→ Stated exercise: Copy each line of the entries that contains the word "Hakone".

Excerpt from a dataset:
— begin —

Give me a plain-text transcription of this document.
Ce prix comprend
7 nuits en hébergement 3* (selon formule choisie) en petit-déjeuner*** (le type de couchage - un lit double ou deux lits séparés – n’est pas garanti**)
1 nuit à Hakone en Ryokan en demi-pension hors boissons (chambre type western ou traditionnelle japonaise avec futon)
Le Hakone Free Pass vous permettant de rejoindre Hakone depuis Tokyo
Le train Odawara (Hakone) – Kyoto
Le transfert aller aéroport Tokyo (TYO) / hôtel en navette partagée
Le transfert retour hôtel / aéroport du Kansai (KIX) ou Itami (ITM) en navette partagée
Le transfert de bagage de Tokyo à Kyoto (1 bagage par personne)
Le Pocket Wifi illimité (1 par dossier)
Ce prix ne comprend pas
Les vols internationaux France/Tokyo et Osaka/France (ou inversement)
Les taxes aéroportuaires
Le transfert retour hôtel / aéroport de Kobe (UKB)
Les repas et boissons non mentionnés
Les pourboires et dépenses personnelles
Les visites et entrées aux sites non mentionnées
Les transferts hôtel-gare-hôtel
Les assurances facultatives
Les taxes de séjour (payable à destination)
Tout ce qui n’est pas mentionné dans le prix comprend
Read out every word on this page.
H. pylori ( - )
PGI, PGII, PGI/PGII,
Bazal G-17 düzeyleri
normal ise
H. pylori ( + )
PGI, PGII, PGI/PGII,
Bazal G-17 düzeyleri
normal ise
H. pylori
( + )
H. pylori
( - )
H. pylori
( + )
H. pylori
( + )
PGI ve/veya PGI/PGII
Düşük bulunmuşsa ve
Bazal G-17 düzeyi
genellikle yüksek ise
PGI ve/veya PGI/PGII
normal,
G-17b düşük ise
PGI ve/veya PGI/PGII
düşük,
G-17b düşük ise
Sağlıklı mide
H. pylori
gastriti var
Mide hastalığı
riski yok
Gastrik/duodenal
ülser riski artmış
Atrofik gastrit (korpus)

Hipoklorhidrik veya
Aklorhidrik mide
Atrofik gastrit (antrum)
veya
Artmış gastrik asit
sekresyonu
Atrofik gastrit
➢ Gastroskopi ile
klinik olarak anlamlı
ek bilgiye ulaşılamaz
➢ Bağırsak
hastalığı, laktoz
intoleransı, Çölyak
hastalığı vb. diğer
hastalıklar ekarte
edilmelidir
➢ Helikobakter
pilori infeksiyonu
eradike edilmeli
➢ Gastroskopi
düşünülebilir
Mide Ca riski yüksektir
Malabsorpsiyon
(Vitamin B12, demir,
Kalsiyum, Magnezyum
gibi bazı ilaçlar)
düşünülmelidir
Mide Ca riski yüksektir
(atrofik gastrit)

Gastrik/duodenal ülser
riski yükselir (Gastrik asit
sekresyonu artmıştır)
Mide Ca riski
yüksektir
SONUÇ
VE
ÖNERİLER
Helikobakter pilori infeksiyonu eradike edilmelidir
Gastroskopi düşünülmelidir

— end —

→ Response for this exercise:
1 nuit à Hakone en Ryokan en demi-pension hors boissons (chambre type western ou traditionnelle japonaise avec futon)
Le Hakone Free Pass vous permettant de rejoindre Hakone depuis Tokyo
Le train Odawara (Hakone) – Kyoto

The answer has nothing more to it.